[Dataset records start]
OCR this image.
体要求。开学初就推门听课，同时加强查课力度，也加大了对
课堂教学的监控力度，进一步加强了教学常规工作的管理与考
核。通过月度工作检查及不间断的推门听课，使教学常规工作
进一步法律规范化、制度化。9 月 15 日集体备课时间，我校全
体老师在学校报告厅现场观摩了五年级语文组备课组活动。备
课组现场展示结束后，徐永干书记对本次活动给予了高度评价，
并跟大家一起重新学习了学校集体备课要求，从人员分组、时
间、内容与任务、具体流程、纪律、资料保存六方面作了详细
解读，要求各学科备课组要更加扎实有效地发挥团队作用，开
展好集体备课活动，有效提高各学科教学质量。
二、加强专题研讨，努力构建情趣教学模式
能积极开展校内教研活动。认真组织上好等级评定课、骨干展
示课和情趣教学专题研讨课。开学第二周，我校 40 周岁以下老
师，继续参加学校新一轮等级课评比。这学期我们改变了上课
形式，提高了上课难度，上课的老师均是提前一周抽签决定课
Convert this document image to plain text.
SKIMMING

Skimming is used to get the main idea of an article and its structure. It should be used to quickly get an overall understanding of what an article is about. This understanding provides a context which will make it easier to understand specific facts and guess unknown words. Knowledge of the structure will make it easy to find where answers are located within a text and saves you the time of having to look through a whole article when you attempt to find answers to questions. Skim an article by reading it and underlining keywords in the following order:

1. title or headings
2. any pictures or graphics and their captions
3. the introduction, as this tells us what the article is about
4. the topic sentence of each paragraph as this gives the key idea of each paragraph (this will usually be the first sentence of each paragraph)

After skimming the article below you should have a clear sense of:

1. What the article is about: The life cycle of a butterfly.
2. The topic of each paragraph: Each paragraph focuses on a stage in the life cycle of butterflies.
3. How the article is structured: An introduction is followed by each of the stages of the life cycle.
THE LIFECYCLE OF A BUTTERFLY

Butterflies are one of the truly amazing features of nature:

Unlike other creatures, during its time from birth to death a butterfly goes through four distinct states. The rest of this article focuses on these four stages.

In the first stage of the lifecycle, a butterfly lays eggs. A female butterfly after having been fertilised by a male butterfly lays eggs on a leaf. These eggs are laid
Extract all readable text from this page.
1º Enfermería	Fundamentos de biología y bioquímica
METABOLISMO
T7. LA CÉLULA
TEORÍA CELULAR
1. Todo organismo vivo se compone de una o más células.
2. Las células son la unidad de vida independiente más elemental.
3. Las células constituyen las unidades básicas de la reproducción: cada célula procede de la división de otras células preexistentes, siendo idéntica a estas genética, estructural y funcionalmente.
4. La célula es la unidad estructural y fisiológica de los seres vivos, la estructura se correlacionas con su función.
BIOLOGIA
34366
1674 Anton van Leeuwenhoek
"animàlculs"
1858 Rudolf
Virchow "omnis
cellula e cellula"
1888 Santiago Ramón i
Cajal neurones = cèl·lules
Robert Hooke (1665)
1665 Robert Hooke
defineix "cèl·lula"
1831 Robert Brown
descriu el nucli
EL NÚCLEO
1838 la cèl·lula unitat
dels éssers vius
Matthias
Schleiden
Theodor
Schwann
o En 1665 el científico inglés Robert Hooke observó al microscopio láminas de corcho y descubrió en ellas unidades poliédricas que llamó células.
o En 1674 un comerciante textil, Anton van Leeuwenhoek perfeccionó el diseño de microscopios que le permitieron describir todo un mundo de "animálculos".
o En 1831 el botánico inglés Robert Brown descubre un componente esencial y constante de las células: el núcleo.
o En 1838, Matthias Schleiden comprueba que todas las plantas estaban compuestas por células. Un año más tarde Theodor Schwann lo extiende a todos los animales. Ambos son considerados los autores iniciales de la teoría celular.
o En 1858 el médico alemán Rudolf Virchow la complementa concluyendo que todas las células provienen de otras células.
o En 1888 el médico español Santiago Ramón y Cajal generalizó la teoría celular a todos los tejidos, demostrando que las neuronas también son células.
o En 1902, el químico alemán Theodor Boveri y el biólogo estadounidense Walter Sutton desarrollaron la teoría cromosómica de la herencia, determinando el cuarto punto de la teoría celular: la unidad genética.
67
[Dataset records end]
## Stated problem
Work out how many lines in the records above contain the word "paragraph", and reply with that number alone.

## Solution
2